◆ Directions for this task
Find each line with the word "Quarterly" and copy it.

◆ Data for this task
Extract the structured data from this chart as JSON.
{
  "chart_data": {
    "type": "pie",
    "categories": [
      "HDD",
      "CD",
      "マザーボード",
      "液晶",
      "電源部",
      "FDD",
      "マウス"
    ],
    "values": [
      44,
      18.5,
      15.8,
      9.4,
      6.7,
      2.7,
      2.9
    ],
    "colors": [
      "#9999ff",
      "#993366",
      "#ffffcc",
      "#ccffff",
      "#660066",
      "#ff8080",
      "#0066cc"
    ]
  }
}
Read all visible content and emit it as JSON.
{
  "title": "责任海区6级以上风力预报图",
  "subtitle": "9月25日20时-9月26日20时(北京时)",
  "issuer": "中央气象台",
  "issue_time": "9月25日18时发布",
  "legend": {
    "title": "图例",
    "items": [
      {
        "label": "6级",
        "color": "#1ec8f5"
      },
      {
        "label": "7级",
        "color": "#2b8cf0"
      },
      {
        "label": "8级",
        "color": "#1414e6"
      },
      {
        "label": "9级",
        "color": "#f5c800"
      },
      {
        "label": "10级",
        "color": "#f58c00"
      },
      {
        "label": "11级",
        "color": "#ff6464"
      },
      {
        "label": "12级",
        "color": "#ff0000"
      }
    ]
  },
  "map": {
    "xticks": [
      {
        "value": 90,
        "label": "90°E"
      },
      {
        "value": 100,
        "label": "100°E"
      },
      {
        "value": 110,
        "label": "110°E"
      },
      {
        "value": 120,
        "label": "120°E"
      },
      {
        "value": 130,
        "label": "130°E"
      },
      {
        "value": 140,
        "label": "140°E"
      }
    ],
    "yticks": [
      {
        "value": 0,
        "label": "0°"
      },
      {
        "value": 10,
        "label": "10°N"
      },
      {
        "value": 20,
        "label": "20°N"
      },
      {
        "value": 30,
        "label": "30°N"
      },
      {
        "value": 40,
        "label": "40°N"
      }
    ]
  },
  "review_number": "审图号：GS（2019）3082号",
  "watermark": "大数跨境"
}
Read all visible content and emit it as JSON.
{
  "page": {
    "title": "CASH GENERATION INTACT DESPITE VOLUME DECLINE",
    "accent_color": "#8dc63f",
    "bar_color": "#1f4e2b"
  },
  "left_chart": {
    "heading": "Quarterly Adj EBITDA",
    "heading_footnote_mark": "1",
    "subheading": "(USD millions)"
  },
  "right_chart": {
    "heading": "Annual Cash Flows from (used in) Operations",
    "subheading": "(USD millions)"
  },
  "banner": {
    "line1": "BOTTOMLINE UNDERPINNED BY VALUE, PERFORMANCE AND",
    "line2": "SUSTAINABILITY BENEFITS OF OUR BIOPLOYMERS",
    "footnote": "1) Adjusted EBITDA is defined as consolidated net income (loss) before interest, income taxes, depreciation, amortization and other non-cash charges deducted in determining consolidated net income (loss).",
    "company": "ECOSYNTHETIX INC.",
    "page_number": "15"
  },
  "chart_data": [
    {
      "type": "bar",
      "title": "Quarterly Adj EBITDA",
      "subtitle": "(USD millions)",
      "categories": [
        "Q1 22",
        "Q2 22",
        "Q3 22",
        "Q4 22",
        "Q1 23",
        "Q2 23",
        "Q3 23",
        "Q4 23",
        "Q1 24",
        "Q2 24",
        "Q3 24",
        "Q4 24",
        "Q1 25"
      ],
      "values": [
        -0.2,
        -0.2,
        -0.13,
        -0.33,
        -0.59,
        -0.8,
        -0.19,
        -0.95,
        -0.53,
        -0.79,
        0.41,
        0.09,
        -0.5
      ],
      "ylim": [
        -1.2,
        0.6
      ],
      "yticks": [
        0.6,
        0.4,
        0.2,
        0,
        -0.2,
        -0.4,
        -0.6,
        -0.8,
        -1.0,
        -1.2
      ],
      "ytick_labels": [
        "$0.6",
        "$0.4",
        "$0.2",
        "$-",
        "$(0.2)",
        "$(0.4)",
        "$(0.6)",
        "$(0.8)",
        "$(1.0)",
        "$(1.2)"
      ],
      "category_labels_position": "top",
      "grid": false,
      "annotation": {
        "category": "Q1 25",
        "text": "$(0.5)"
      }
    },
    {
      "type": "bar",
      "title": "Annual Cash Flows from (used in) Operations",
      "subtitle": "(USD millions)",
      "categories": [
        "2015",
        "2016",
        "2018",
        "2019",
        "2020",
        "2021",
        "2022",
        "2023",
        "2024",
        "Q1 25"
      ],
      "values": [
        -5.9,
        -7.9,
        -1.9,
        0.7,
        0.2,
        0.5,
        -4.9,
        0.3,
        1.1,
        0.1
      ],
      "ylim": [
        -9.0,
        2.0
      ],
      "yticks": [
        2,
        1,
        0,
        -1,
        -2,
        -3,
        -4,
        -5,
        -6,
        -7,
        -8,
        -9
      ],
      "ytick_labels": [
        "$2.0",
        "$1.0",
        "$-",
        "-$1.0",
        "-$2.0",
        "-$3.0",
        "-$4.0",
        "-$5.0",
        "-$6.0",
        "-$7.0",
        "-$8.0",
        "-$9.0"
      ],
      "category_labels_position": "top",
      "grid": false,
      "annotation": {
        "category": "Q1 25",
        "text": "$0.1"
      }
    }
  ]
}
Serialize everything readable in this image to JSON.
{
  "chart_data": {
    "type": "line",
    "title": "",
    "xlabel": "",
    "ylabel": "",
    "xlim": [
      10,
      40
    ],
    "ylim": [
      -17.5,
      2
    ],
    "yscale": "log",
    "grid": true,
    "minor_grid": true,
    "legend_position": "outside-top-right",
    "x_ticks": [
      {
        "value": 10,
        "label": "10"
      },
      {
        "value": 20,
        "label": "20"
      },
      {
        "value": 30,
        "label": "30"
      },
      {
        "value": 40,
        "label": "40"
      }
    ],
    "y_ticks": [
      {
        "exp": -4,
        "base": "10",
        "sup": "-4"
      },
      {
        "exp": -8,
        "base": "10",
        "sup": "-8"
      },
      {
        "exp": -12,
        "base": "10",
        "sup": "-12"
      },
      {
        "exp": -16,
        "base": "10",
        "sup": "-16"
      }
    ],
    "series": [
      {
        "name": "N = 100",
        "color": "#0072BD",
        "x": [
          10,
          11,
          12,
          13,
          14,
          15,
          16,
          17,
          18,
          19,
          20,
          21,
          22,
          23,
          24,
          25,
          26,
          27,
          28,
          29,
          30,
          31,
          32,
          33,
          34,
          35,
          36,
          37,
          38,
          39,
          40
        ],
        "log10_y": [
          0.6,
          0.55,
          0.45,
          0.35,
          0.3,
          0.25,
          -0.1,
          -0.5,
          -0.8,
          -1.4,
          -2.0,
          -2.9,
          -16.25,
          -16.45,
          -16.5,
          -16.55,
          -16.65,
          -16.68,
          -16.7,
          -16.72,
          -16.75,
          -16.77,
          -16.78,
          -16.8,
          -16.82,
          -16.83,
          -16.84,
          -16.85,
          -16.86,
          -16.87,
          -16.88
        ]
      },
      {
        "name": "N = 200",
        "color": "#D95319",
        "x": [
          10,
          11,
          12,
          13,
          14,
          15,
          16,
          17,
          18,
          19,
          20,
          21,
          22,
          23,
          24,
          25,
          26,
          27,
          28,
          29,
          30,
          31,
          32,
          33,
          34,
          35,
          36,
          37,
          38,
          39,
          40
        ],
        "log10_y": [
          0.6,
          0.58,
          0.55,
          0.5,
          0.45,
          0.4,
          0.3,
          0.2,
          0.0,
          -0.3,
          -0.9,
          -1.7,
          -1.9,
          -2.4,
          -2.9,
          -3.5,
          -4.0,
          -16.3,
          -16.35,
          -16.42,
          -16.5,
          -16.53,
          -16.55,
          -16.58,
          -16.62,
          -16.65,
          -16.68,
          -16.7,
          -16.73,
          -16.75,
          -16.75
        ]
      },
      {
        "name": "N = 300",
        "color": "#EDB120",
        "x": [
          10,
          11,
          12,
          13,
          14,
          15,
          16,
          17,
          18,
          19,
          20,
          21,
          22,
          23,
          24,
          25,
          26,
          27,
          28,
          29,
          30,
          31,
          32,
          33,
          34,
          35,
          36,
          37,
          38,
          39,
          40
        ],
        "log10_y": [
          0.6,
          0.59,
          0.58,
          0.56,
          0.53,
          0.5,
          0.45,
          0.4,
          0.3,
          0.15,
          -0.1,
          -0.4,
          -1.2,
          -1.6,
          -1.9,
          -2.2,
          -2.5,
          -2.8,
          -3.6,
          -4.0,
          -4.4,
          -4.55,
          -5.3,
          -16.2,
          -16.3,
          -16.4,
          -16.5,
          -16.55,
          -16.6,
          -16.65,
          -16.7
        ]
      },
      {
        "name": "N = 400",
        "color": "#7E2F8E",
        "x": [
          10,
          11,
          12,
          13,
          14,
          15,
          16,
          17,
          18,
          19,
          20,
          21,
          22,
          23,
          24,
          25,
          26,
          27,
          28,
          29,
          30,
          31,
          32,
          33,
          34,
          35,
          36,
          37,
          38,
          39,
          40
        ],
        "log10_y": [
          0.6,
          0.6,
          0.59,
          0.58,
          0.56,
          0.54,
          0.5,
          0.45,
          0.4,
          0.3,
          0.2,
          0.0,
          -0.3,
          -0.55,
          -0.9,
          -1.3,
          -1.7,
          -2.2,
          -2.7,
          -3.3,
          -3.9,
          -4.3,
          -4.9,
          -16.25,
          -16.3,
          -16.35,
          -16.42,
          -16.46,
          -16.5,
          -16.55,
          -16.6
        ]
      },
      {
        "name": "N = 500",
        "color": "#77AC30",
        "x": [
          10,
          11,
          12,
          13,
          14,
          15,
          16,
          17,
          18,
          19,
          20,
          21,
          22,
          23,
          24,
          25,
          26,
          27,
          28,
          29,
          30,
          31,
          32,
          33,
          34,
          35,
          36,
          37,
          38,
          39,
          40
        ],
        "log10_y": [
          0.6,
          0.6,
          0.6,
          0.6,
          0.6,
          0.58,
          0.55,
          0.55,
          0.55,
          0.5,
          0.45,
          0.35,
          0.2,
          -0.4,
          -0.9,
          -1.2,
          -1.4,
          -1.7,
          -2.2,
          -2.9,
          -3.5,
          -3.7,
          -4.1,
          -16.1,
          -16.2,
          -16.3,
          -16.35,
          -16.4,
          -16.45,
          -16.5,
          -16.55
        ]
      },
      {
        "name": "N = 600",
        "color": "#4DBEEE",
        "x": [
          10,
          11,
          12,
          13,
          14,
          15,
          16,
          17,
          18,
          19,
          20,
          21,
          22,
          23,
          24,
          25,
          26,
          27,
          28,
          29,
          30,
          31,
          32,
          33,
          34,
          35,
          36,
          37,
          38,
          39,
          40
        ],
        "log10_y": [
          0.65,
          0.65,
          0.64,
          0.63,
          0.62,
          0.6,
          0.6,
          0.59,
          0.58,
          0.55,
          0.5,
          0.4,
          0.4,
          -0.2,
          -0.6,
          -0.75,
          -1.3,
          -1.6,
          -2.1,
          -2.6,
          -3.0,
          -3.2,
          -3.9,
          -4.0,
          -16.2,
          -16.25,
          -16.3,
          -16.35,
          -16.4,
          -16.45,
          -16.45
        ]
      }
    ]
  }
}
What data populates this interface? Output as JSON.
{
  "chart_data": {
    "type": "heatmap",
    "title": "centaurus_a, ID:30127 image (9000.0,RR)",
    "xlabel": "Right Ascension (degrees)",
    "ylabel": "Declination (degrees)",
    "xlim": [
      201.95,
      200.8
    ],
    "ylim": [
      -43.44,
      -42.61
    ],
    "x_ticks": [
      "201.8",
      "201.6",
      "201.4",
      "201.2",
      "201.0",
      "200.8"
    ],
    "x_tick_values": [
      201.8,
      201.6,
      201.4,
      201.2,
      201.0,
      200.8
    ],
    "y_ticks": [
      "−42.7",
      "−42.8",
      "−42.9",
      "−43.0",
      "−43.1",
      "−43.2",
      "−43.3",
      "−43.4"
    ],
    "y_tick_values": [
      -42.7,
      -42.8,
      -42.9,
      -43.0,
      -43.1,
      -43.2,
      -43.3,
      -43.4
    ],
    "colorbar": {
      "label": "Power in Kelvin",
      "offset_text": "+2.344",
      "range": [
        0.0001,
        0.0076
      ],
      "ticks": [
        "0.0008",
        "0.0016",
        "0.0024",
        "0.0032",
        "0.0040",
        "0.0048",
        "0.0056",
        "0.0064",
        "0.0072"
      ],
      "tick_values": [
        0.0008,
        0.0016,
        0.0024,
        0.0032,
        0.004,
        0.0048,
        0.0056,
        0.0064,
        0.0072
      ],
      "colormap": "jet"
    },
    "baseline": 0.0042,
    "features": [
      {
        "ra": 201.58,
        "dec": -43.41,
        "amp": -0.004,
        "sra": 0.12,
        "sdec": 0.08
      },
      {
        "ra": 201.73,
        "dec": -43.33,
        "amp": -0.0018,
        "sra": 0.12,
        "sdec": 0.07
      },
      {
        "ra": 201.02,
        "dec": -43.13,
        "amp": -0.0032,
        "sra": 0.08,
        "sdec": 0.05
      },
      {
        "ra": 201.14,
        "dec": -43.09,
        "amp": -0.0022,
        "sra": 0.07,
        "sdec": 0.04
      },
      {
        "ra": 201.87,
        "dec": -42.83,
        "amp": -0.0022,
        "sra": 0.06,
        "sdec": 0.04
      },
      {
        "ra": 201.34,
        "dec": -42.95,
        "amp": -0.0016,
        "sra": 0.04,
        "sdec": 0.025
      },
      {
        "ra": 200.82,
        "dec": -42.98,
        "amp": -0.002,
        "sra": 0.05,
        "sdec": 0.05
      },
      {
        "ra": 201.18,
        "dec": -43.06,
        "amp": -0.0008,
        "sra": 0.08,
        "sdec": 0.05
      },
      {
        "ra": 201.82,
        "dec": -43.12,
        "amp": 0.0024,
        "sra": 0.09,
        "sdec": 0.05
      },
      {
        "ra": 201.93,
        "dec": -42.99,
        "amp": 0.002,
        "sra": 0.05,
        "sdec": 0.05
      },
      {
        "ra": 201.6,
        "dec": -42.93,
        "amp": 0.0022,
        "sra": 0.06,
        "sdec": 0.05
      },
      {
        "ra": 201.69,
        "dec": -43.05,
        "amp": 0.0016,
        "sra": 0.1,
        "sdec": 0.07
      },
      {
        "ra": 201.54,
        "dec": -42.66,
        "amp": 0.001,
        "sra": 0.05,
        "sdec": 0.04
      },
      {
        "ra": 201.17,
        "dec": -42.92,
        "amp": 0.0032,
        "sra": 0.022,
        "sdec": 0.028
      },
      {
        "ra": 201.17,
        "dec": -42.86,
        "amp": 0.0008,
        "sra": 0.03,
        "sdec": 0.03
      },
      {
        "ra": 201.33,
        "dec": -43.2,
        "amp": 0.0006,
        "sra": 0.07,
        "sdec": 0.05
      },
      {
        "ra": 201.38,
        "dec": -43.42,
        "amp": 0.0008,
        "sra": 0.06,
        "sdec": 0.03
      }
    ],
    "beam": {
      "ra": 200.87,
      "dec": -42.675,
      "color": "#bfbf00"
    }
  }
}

◆ Output of the task
    "heading": "Quarterly Adj EBITDA",
      "title": "Quarterly Adj EBITDA",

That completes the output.